● **RECORDS PROVIDED**:
__________
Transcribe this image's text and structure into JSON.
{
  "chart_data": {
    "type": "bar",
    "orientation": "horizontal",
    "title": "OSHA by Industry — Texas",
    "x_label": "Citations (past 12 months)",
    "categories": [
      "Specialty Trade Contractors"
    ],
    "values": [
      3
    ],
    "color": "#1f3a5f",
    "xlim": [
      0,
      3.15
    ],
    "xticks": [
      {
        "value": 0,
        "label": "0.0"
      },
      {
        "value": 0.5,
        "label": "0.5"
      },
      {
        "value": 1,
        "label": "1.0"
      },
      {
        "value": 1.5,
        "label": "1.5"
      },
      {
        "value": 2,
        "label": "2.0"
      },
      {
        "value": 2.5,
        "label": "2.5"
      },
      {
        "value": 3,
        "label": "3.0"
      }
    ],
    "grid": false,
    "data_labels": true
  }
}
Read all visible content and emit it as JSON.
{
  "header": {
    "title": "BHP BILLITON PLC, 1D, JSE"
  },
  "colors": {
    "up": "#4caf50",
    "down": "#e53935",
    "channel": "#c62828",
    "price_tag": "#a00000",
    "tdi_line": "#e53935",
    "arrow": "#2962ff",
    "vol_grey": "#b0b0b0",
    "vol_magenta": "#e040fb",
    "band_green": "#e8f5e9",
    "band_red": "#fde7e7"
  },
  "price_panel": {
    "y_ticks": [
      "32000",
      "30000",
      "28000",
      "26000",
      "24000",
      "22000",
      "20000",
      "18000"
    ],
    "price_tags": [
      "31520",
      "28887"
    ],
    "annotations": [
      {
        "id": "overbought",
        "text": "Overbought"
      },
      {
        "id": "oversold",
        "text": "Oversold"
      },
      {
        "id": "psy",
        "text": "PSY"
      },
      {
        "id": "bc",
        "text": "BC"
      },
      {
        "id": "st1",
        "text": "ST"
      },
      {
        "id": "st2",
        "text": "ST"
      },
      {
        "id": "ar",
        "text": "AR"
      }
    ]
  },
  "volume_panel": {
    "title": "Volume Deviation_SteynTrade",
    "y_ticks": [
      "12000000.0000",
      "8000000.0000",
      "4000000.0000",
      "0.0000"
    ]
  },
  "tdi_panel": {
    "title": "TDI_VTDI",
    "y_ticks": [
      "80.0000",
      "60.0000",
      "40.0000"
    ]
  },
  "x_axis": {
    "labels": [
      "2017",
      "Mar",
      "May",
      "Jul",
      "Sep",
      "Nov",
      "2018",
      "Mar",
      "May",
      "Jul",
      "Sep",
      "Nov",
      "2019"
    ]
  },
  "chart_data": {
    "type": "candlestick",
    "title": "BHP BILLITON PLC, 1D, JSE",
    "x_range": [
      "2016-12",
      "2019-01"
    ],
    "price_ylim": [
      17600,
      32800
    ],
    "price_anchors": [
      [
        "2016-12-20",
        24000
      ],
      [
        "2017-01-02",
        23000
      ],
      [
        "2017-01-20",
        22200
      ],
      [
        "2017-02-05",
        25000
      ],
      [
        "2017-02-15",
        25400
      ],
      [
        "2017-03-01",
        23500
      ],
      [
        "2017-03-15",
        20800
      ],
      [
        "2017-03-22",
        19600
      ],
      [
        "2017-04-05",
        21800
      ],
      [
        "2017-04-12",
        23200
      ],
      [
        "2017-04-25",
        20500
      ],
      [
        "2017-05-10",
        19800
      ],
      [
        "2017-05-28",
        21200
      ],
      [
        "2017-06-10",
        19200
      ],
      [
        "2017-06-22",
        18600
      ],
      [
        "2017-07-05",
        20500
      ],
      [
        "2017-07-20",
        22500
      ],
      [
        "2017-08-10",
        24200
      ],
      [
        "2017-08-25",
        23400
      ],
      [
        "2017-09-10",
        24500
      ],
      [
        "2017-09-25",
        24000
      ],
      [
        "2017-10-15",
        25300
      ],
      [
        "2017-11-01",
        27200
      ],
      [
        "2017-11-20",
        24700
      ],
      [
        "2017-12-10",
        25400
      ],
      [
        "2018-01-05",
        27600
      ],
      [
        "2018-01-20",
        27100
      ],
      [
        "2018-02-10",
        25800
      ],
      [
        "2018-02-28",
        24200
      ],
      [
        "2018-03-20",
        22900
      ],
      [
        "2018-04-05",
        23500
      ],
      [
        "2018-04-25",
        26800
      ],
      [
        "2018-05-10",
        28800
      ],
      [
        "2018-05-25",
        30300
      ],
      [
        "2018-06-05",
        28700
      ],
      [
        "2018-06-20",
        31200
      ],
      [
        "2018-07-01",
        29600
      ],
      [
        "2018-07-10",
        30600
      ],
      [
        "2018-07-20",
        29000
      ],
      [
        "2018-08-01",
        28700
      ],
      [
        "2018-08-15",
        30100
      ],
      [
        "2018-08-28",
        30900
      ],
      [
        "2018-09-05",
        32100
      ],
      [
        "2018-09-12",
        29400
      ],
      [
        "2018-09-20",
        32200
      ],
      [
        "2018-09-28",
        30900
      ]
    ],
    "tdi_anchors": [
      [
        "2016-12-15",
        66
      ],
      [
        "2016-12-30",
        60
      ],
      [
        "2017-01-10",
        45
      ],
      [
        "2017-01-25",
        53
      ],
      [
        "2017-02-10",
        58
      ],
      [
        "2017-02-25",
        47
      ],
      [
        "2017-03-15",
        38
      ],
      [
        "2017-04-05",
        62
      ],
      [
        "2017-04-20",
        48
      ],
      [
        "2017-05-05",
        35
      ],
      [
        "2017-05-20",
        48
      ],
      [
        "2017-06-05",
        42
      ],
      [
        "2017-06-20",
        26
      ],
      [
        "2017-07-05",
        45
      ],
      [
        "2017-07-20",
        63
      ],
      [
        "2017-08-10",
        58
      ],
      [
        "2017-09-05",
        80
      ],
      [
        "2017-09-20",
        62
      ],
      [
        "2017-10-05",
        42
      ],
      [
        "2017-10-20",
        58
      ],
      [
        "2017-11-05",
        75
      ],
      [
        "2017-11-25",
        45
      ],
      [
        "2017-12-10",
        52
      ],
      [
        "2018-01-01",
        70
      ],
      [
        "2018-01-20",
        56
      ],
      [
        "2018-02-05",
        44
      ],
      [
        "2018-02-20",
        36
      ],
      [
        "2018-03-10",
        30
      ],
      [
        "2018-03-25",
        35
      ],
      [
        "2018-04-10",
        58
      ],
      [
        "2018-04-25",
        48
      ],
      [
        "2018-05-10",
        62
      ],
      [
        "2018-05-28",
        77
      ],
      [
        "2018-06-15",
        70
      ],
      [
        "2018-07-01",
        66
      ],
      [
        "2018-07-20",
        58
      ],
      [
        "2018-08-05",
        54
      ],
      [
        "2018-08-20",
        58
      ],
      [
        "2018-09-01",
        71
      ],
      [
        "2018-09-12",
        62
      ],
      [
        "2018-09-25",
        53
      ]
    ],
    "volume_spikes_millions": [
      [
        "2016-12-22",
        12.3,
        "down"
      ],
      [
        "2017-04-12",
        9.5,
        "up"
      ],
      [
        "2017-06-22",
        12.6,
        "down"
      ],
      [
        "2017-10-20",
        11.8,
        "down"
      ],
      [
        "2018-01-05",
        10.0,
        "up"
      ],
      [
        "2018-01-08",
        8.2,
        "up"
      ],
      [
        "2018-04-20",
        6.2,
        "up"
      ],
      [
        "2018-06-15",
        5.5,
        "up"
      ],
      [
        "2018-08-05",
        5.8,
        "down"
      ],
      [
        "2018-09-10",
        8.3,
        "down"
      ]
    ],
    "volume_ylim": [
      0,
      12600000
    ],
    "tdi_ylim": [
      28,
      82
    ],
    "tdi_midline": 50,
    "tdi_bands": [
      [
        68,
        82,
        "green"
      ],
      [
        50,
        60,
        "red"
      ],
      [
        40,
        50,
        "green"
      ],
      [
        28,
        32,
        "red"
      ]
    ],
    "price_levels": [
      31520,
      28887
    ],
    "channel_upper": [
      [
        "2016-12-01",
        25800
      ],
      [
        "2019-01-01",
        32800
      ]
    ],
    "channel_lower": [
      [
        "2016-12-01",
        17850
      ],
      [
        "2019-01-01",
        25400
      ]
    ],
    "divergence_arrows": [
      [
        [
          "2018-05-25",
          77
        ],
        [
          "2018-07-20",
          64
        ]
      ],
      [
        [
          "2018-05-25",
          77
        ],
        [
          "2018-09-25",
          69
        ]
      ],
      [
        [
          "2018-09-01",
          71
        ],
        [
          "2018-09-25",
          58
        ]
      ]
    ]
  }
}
__________
Copy out each line of the entries that holds "BILLITON".

● **TASK SOLUTION**:
    "title": "BHP BILLITON PLC, 1D, JSE"
    "title": "BHP BILLITON PLC, 1D, JSE",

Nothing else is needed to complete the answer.